[START Records supplied]

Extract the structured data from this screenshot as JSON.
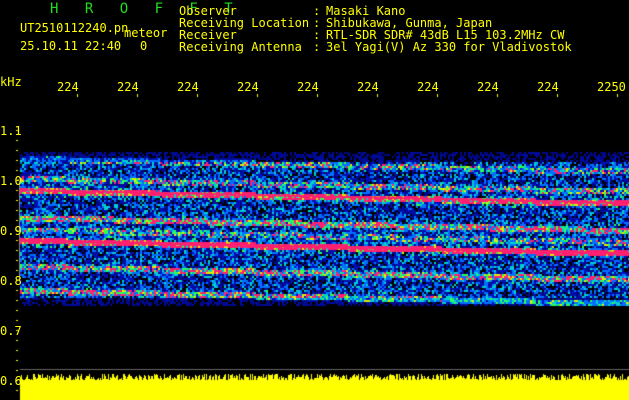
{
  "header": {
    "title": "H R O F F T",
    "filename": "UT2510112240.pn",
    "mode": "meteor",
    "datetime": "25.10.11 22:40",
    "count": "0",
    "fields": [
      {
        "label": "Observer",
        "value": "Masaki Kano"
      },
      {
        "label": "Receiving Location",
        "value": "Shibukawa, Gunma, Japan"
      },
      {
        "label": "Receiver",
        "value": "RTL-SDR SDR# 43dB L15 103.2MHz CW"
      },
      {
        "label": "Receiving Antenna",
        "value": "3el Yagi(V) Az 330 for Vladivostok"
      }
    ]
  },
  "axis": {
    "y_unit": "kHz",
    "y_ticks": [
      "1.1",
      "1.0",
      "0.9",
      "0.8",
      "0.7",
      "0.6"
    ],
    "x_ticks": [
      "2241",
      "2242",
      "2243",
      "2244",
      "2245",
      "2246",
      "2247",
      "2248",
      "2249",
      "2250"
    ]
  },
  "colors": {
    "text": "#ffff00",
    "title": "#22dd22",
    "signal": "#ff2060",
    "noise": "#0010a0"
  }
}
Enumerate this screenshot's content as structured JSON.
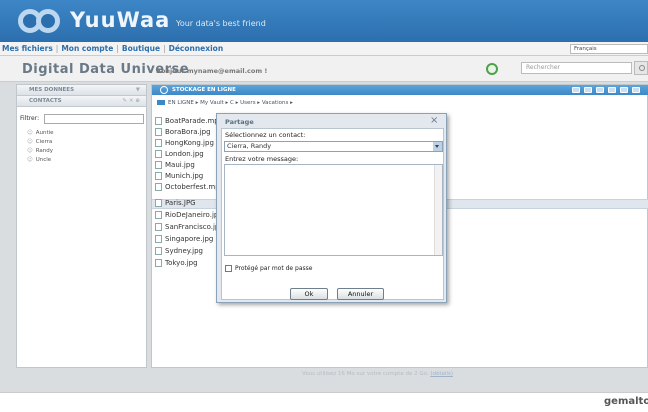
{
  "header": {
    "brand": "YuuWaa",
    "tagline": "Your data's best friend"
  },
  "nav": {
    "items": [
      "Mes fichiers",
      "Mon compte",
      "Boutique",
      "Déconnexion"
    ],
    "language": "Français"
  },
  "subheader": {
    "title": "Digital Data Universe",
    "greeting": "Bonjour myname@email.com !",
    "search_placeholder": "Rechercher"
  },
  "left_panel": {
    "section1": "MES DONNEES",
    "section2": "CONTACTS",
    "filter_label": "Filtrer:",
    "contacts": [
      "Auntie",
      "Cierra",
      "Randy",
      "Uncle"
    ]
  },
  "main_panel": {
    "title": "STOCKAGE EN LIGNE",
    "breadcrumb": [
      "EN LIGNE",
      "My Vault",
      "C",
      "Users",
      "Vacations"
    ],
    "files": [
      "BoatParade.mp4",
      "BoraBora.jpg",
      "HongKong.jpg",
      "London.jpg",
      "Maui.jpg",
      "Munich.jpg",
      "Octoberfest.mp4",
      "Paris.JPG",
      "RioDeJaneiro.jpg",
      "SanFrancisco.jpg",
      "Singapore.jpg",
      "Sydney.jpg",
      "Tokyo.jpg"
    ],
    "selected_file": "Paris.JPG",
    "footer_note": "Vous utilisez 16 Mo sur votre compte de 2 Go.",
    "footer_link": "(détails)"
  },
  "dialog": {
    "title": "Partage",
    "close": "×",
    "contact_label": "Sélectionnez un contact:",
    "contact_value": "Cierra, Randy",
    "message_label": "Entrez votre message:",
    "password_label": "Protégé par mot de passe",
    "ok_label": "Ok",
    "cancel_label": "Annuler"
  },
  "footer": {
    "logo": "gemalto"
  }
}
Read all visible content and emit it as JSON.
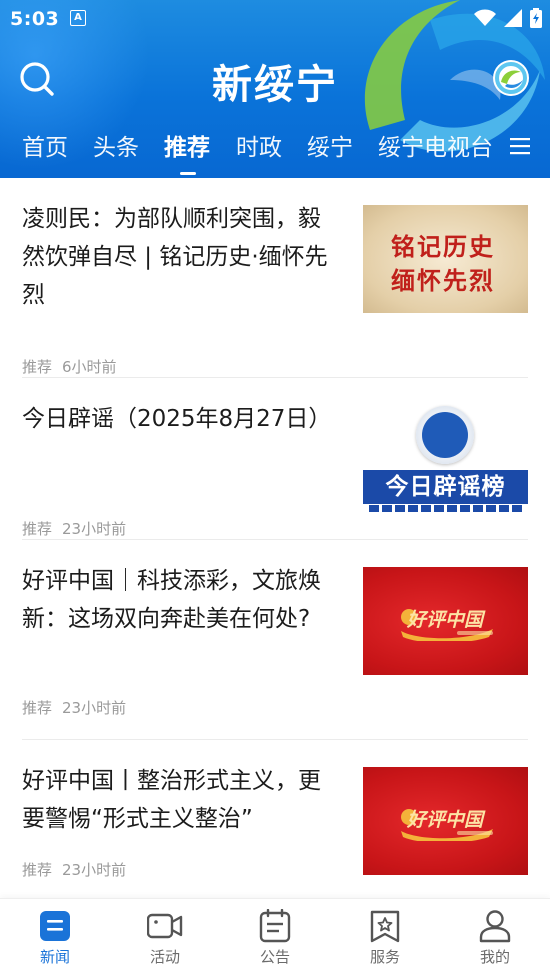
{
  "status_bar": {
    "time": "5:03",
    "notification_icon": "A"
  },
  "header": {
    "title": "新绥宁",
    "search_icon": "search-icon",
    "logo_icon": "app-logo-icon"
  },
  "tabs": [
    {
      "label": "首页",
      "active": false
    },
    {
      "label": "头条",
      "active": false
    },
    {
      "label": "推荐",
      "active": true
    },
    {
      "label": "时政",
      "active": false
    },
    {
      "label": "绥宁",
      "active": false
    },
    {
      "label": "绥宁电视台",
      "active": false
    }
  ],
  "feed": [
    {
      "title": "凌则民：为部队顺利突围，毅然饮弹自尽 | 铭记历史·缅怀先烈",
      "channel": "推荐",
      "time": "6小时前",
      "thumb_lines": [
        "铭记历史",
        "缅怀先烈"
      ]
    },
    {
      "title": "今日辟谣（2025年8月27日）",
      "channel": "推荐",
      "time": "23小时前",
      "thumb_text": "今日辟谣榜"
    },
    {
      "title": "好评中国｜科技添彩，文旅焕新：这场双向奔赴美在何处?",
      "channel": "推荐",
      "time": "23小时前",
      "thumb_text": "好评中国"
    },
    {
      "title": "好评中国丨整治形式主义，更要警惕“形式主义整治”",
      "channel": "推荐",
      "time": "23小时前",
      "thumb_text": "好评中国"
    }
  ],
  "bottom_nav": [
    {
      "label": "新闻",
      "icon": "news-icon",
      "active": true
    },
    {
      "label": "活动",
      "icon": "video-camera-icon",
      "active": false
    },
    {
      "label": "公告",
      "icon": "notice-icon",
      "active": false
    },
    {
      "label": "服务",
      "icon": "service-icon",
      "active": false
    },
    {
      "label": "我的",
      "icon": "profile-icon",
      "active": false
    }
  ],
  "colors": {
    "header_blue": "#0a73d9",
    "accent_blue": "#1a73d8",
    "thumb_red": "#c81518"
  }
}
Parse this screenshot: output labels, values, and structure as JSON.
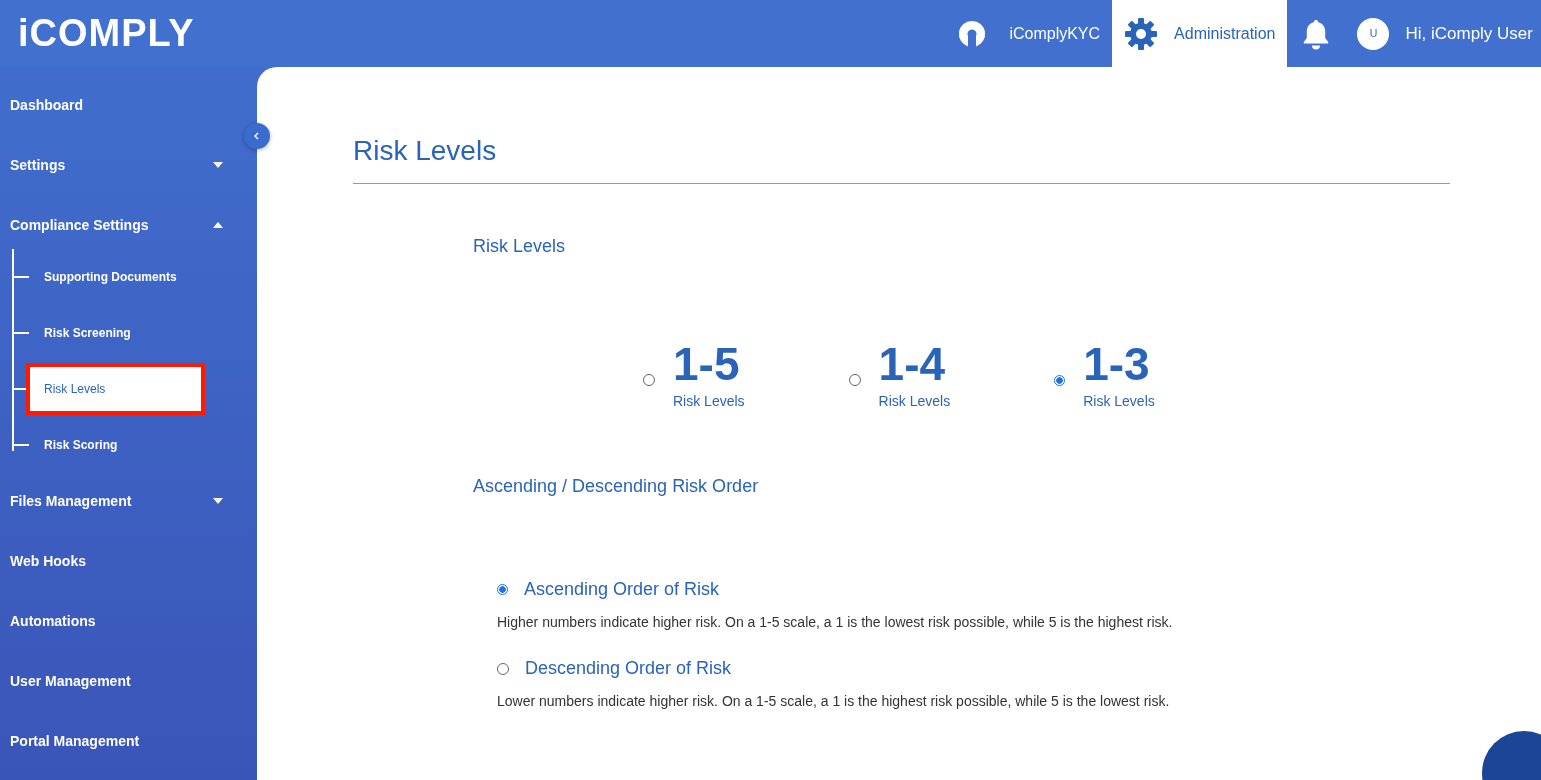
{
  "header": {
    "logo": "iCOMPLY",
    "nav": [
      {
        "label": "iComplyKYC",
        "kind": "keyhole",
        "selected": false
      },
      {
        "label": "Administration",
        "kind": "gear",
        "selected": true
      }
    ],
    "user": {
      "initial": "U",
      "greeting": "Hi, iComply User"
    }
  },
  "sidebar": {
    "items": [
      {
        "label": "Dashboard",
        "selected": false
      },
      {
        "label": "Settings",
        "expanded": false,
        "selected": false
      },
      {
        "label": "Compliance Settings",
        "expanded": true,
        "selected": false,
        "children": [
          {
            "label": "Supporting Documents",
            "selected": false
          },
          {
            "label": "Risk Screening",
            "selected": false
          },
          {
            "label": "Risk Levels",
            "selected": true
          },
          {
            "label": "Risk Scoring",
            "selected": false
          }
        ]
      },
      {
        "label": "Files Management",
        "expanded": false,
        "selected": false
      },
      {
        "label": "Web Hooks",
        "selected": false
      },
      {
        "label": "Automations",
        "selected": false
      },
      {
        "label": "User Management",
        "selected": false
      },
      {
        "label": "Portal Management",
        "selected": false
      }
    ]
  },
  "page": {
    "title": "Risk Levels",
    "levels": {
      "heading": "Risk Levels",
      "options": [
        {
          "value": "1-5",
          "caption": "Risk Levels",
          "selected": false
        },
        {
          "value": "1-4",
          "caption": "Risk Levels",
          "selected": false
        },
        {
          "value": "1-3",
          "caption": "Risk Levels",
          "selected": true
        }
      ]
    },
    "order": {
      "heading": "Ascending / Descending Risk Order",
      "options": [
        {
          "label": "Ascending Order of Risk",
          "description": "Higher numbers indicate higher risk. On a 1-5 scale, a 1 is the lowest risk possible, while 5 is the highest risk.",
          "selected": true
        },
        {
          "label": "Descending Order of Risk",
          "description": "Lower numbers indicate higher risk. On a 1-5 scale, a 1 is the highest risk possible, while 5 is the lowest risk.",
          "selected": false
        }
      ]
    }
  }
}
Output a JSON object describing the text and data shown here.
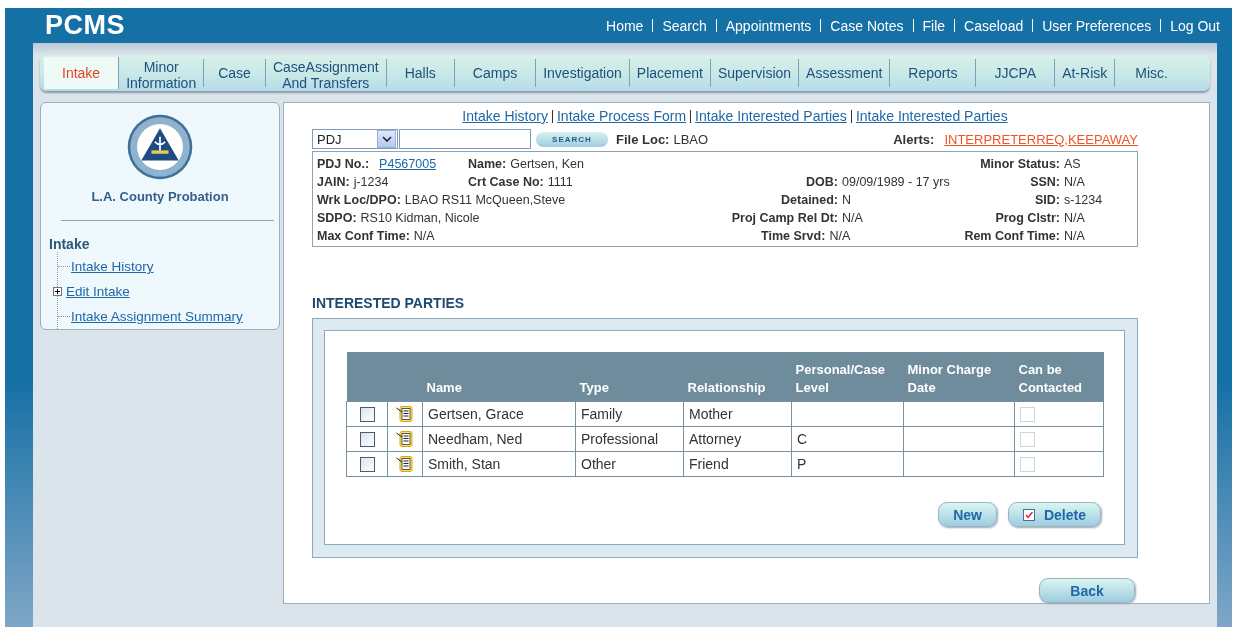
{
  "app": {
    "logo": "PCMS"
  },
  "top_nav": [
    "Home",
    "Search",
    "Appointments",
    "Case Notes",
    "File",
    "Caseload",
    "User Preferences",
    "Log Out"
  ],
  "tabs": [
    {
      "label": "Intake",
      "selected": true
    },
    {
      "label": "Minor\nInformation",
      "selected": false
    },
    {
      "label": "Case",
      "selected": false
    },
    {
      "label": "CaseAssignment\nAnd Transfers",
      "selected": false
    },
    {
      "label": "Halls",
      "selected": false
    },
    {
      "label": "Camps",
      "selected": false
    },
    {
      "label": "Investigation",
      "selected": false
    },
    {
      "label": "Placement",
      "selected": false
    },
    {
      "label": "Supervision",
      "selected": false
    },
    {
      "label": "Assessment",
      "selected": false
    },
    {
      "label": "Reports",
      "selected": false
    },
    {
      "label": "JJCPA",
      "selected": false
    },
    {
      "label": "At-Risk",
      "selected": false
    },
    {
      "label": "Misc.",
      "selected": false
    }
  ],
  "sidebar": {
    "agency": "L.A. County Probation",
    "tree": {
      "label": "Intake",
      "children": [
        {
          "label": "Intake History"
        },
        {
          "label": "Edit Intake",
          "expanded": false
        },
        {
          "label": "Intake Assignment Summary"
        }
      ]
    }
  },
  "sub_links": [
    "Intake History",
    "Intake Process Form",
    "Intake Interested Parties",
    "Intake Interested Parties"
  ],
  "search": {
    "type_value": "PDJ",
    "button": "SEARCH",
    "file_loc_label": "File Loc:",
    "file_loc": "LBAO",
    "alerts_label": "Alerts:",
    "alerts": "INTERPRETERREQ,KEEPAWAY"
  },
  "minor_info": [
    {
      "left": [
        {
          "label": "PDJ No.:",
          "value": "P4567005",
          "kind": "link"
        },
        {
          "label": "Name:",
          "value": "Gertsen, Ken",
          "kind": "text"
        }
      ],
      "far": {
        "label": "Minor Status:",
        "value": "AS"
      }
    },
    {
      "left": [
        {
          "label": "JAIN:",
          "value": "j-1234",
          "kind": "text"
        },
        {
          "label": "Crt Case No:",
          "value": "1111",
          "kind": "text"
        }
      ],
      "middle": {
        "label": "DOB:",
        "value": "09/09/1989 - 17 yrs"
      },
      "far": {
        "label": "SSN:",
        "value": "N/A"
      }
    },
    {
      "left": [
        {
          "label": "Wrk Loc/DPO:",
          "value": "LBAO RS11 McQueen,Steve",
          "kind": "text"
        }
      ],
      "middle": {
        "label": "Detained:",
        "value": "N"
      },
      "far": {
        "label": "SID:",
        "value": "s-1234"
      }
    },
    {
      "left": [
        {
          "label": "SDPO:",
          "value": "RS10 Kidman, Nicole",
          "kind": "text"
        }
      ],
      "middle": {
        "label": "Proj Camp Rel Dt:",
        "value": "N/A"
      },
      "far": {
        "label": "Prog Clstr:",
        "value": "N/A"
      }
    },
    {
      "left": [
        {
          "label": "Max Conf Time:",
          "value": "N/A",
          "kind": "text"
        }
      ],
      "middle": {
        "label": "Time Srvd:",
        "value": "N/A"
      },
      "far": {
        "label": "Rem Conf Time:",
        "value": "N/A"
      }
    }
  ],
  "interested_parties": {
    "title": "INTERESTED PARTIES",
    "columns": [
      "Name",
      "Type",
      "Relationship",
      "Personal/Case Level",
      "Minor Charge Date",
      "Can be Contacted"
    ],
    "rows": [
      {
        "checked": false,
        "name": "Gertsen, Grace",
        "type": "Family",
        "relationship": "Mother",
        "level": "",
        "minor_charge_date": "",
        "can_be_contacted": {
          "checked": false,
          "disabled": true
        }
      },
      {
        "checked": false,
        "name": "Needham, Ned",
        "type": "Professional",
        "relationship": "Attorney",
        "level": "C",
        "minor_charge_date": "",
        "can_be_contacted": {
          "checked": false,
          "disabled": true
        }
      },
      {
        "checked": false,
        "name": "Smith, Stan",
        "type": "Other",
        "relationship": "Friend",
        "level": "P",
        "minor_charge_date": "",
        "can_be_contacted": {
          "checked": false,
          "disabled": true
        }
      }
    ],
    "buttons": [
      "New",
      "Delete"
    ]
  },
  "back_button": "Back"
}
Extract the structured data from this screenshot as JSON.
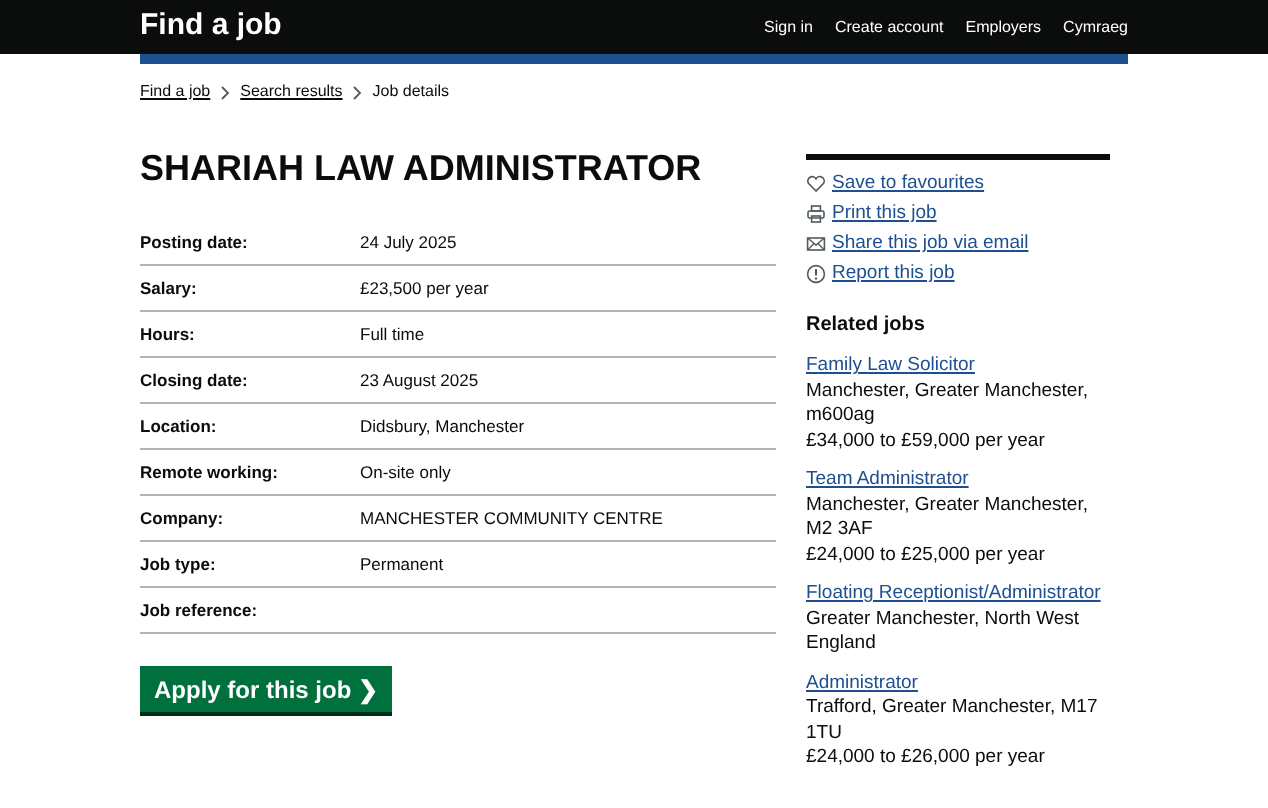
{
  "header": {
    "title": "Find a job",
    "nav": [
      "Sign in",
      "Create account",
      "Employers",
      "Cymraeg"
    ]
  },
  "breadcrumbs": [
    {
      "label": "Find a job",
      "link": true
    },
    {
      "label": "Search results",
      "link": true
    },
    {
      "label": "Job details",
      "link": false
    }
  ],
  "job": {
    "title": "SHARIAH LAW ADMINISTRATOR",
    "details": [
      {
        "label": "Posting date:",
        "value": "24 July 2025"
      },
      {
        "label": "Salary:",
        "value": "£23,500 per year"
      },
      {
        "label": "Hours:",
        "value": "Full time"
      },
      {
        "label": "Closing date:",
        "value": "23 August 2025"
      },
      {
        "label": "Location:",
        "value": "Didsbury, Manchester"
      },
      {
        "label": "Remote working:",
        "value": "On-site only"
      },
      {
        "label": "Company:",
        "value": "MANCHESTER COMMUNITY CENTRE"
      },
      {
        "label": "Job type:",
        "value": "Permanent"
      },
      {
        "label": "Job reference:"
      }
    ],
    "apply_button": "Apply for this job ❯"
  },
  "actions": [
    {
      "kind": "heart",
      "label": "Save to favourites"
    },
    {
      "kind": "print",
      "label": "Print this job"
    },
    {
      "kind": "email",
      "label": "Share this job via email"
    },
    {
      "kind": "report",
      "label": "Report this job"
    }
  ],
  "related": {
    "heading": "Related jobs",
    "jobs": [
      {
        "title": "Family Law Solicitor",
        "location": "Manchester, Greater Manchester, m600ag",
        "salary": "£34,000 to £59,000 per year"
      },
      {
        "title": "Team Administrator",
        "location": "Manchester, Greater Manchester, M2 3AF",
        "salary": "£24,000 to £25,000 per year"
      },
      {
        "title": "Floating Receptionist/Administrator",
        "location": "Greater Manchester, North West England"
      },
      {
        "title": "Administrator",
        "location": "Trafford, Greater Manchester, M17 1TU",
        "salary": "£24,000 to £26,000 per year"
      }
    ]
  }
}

[END Records supplied]

-- Aim of the task --
Find the lines containing "Gertsen" and pull them out.

-- Answer to the task --
          "value": "Gertsen, Ken",
        "name": "Gertsen, Grace",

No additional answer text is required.